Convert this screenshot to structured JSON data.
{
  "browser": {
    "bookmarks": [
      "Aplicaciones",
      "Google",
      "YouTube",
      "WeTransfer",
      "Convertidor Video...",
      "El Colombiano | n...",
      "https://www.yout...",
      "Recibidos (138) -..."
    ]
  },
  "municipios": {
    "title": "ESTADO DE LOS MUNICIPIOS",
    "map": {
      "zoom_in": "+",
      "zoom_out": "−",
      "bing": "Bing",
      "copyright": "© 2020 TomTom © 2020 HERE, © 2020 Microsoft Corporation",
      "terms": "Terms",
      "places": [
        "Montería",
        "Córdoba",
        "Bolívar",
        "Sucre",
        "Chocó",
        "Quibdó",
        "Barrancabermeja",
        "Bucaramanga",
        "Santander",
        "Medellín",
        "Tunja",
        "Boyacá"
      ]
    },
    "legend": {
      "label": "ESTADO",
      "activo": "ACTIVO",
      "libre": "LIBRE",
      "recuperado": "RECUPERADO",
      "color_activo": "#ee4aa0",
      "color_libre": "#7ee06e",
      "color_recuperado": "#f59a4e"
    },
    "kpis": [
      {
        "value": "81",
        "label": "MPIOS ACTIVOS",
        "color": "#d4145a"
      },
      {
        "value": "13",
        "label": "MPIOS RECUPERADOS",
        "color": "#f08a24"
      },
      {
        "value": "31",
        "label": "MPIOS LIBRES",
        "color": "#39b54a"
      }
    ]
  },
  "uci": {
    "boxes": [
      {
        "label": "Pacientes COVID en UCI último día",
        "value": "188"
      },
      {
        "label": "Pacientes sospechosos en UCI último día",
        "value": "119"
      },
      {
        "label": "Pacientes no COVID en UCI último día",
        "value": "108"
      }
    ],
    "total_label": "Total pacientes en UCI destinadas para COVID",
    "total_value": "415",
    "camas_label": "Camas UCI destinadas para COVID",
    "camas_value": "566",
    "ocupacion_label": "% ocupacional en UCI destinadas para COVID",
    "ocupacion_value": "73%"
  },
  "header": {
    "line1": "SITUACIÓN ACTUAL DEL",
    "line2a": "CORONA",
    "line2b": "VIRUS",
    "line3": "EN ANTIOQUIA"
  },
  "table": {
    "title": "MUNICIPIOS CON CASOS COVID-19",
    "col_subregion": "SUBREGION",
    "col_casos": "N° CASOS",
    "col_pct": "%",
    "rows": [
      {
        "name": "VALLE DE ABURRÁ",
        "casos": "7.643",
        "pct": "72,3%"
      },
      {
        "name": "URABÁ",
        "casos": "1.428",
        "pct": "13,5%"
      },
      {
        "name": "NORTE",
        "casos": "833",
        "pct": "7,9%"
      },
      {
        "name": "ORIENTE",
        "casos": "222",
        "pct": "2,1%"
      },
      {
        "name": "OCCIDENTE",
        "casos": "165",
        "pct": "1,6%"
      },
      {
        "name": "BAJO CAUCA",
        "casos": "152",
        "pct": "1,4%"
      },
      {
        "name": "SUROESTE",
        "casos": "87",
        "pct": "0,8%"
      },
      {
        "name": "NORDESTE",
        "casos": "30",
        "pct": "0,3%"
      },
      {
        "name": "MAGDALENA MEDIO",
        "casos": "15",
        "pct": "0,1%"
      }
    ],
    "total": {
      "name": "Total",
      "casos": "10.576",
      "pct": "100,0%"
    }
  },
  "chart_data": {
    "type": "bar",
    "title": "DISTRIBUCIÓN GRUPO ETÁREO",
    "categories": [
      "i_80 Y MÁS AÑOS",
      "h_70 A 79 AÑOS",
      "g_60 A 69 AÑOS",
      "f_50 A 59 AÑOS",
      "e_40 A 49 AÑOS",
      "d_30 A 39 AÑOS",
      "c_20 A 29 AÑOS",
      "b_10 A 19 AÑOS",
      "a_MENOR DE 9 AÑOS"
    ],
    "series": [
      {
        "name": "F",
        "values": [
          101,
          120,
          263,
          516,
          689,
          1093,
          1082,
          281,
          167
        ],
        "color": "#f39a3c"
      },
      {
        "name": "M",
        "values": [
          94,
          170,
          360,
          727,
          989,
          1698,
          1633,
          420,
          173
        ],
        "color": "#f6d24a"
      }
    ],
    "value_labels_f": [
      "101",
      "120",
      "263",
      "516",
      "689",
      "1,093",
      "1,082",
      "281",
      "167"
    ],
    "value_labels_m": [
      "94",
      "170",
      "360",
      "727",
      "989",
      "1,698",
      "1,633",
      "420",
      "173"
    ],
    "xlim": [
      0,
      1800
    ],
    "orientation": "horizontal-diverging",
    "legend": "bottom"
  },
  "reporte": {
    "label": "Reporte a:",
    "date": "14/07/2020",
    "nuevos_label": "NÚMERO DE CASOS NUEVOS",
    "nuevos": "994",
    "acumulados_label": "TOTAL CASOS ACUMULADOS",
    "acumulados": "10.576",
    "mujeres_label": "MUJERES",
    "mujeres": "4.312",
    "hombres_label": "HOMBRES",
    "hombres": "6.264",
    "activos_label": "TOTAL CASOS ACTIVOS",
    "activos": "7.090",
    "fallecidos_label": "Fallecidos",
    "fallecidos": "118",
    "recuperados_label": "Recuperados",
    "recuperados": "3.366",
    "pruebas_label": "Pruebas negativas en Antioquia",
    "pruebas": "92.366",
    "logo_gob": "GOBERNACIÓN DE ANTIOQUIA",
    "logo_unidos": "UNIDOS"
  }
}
◆ ◆ ◆ ◆
#### [Goal of the exercise]
I'd like the records returned exactly as they were written, please.

#### [Exercise solution]
Convert this screenshot to structured JSON data.
{
  "browser": {
    "bookmarks": [
      "Aplicaciones",
      "Google",
      "YouTube",
      "WeTransfer",
      "Convertidor Video...",
      "El Colombiano | n...",
      "https://www.yout...",
      "Recibidos (138) -..."
    ]
  },
  "municipios": {
    "title": "ESTADO DE LOS MUNICIPIOS",
    "map": {
      "zoom_in": "+",
      "zoom_out": "−",
      "bing": "Bing",
      "copyright": "© 2020 TomTom © 2020 HERE, © 2020 Microsoft Corporation",
      "terms": "Terms",
      "places": [
        "Montería",
        "Córdoba",
        "Bolívar",
        "Sucre",
        "Chocó",
        "Quibdó",
        "Barrancabermeja",
        "Bucaramanga",
        "Santander",
        "Medellín",
        "Tunja",
        "Boyacá"
      ]
    },
    "legend": {
      "label": "ESTADO",
      "activo": "ACTIVO",
      "libre": "LIBRE",
      "recuperado": "RECUPERADO",
      "color_activo": "#ee4aa0",
      "color_libre": "#7ee06e",
      "color_recuperado": "#f59a4e"
    },
    "kpis": [
      {
        "value": "81",
        "label": "MPIOS ACTIVOS",
        "color": "#d4145a"
      },
      {
        "value": "13",
        "label": "MPIOS RECUPERADOS",
        "color": "#f08a24"
      },
      {
        "value": "31",
        "label": "MPIOS LIBRES",
        "color": "#39b54a"
      }
    ]
  },
  "uci": {
    "boxes": [
      {
        "label": "Pacientes COVID en UCI último día",
        "value": "188"
      },
      {
        "label": "Pacientes sospechosos en UCI último día",
        "value": "119"
      },
      {
        "label": "Pacientes no COVID en UCI último día",
        "value": "108"
      }
    ],
    "total_label": "Total pacientes en UCI destinadas para COVID",
    "total_value": "415",
    "camas_label": "Camas UCI destinadas para COVID",
    "camas_value": "566",
    "ocupacion_label": "% ocupacional en UCI destinadas para COVID",
    "ocupacion_value": "73%"
  },
  "header": {
    "line1": "SITUACIÓN ACTUAL DEL",
    "line2a": "CORONA",
    "line2b": "VIRUS",
    "line3": "EN ANTIOQUIA"
  },
  "table": {
    "title": "MUNICIPIOS CON CASOS COVID-19",
    "col_subregion": "SUBREGION",
    "col_casos": "N° CASOS",
    "col_pct": "%",
    "rows": [
      {
        "name": "VALLE DE ABURRÁ",
        "casos": "7.643",
        "pct": "72,3%"
      },
      {
        "name": "URABÁ",
        "casos": "1.428",
        "pct": "13,5%"
      },
      {
        "name": "NORTE",
        "casos": "833",
        "pct": "7,9%"
      },
      {
        "name": "ORIENTE",
        "casos": "222",
        "pct": "2,1%"
      },
      {
        "name": "OCCIDENTE",
        "casos": "165",
        "pct": "1,6%"
      },
      {
        "name": "BAJO CAUCA",
        "casos": "152",
        "pct": "1,4%"
      },
      {
        "name": "SUROESTE",
        "casos": "87",
        "pct": "0,8%"
      },
      {
        "name": "NORDESTE",
        "casos": "30",
        "pct": "0,3%"
      },
      {
        "name": "MAGDALENA MEDIO",
        "casos": "15",
        "pct": "0,1%"
      }
    ],
    "total": {
      "name": "Total",
      "casos": "10.576",
      "pct": "100,0%"
    }
  },
  "chart_data": {
    "type": "bar",
    "title": "DISTRIBUCIÓN GRUPO ETÁREO",
    "categories": [
      "i_80 Y MÁS AÑOS",
      "h_70 A 79 AÑOS",
      "g_60 A 69 AÑOS",
      "f_50 A 59 AÑOS",
      "e_40 A 49 AÑOS",
      "d_30 A 39 AÑOS",
      "c_20 A 29 AÑOS",
      "b_10 A 19 AÑOS",
      "a_MENOR DE 9 AÑOS"
    ],
    "series": [
      {
        "name": "F",
        "values": [
          101,
          120,
          263,
          516,
          689,
          1093,
          1082,
          281,
          167
        ],
        "color": "#f39a3c"
      },
      {
        "name": "M",
        "values": [
          94,
          170,
          360,
          727,
          989,
          1698,
          1633,
          420,
          173
        ],
        "color": "#f6d24a"
      }
    ],
    "value_labels_f": [
      "101",
      "120",
      "263",
      "516",
      "689",
      "1,093",
      "1,082",
      "281",
      "167"
    ],
    "value_labels_m": [
      "94",
      "170",
      "360",
      "727",
      "989",
      "1,698",
      "1,633",
      "420",
      "173"
    ],
    "xlim": [
      0,
      1800
    ],
    "orientation": "horizontal-diverging",
    "legend": "bottom"
  },
  "reporte": {
    "label": "Reporte a:",
    "date": "14/07/2020",
    "nuevos_label": "NÚMERO DE CASOS NUEVOS",
    "nuevos": "994",
    "acumulados_label": "TOTAL CASOS ACUMULADOS",
    "acumulados": "10.576",
    "mujeres_label": "MUJERES",
    "mujeres": "4.312",
    "hombres_label": "HOMBRES",
    "hombres": "6.264",
    "activos_label": "TOTAL CASOS ACTIVOS",
    "activos": "7.090",
    "fallecidos_label": "Fallecidos",
    "fallecidos": "118",
    "recuperados_label": "Recuperados",
    "recuperados": "3.366",
    "pruebas_label": "Pruebas negativas en Antioquia",
    "pruebas": "92.366",
    "logo_gob": "GOBERNACIÓN DE ANTIOQUIA",
    "logo_unidos": "UNIDOS"
  }
}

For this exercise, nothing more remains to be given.